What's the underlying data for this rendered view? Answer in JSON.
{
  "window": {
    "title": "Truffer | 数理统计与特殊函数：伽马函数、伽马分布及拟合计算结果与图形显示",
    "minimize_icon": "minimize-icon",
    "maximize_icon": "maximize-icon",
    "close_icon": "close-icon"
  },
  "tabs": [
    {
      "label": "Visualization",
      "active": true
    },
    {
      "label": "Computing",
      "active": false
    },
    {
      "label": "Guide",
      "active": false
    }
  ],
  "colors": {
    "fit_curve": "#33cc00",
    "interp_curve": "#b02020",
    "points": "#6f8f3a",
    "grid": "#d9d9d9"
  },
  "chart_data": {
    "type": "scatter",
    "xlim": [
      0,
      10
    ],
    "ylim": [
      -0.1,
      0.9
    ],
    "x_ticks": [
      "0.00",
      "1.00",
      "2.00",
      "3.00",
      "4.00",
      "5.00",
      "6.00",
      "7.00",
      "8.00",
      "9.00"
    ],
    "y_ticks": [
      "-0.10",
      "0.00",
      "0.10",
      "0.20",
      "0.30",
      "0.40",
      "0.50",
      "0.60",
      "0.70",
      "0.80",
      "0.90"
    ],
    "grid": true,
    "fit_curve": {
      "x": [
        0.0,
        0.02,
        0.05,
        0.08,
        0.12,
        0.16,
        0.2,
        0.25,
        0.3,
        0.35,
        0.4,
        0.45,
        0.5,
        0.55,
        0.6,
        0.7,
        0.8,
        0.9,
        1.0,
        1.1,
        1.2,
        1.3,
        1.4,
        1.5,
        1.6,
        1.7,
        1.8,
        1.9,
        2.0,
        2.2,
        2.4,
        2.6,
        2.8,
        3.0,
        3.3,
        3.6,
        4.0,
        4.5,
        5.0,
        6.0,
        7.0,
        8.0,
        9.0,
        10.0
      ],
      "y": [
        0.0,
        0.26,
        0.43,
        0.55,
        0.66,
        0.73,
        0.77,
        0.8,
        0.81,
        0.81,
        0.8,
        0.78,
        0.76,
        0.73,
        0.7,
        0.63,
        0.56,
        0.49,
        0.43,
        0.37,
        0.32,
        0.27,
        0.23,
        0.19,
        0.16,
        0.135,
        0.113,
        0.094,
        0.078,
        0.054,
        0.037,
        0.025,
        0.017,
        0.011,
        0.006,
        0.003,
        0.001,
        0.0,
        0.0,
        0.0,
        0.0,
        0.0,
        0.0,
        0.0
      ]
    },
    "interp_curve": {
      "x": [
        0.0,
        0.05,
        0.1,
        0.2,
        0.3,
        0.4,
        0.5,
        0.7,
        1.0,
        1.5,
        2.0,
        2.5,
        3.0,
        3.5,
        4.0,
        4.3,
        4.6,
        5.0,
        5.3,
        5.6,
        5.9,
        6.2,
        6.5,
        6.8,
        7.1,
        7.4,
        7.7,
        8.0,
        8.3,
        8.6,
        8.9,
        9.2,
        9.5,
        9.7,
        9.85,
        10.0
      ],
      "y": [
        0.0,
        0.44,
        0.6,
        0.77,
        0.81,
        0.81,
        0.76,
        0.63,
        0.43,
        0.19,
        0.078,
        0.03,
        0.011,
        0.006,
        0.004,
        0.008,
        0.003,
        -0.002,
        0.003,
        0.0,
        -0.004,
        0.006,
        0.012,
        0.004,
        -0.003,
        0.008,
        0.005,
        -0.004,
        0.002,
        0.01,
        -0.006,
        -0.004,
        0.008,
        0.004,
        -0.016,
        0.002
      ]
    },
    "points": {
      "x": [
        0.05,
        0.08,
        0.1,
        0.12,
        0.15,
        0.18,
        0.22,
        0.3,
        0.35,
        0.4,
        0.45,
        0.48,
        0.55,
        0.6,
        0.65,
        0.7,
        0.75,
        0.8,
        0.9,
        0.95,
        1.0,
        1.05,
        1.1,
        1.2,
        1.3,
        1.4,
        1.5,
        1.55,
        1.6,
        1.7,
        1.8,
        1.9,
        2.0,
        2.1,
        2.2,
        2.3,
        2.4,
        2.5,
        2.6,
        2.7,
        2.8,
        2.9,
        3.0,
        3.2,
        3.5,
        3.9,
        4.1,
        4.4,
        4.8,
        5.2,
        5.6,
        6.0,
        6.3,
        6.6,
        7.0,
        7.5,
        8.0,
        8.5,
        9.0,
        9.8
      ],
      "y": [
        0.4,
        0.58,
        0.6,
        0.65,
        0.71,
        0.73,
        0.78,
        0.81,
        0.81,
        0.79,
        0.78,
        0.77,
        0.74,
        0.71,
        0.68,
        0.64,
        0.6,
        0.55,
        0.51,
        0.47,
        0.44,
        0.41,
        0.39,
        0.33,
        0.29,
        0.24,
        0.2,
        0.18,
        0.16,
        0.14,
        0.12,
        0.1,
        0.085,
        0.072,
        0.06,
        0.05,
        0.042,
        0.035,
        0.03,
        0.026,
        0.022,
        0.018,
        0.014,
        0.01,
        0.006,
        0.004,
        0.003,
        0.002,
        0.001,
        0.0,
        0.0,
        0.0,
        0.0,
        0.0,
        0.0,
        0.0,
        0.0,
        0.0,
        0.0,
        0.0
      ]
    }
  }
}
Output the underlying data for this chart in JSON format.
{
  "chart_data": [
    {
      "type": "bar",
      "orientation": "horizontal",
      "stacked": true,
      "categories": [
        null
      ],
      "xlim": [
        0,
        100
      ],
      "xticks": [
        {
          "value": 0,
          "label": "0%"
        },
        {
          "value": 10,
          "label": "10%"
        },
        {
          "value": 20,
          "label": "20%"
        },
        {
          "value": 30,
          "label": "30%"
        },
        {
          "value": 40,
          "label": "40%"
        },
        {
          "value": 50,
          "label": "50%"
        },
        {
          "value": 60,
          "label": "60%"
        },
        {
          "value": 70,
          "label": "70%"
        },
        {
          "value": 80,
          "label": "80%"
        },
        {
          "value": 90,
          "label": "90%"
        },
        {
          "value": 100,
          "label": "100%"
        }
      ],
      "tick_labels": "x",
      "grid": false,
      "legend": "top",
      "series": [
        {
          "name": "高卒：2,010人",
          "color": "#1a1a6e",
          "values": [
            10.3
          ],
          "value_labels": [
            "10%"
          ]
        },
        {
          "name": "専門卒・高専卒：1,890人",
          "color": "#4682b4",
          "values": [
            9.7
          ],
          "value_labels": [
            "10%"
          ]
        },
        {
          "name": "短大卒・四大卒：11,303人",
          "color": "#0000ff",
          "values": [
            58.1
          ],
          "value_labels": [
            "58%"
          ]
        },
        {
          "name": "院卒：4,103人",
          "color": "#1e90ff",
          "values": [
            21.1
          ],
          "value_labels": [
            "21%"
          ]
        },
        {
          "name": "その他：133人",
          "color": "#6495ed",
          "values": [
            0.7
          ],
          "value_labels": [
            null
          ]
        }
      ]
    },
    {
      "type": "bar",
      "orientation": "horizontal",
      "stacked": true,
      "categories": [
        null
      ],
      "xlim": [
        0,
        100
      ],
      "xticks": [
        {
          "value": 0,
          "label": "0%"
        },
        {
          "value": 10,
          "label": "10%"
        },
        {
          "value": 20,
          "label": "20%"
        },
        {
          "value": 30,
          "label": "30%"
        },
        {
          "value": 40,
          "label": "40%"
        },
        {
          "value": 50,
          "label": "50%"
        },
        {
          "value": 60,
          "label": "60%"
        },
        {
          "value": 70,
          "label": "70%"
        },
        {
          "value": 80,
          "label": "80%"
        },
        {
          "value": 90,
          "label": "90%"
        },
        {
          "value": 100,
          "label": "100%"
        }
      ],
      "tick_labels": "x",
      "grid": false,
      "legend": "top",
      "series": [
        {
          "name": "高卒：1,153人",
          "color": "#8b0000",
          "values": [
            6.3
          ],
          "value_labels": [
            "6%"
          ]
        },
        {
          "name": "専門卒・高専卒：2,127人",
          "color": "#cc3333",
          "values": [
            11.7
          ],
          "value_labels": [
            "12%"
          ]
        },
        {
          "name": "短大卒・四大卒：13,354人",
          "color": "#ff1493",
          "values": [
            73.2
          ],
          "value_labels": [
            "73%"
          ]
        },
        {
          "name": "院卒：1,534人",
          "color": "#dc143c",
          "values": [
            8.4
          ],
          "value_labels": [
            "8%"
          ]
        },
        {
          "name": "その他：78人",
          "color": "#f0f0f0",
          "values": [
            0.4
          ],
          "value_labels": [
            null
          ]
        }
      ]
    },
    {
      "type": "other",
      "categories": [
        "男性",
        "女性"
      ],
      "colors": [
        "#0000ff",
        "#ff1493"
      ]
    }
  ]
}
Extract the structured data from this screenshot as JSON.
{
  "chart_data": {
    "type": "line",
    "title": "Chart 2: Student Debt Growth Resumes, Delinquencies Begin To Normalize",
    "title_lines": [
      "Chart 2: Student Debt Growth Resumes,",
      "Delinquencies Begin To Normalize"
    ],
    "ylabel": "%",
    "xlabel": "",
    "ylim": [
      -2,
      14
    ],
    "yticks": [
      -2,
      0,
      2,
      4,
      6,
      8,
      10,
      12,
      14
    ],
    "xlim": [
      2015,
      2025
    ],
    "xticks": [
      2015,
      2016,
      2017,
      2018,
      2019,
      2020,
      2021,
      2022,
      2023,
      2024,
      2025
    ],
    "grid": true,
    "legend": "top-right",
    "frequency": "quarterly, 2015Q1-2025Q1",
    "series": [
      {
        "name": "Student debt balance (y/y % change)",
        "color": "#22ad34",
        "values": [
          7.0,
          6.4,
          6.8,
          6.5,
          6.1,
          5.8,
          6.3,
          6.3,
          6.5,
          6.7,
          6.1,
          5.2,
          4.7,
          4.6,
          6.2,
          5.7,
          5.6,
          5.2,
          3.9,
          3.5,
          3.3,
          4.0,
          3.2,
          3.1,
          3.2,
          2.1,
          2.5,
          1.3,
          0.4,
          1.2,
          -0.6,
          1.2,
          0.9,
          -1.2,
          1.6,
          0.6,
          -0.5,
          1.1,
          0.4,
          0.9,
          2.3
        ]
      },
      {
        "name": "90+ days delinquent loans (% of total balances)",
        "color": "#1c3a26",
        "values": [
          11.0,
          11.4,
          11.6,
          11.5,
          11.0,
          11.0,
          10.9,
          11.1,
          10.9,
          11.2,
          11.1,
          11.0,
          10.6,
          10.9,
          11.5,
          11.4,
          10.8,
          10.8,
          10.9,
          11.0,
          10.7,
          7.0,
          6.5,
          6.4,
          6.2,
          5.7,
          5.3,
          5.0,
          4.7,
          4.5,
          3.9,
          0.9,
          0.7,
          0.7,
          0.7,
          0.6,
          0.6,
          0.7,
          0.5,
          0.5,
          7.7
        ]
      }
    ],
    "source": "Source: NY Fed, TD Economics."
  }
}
======
INSTRUCTIONS FOR THE TASK: List all lines from the entries that include the word "JSON".

RESPONSE BELOW:
What's the underlying data for this rendered view? Answer in JSON.
Output the underlying data for this chart in JSON format.
Extract the structured data from this screenshot as JSON.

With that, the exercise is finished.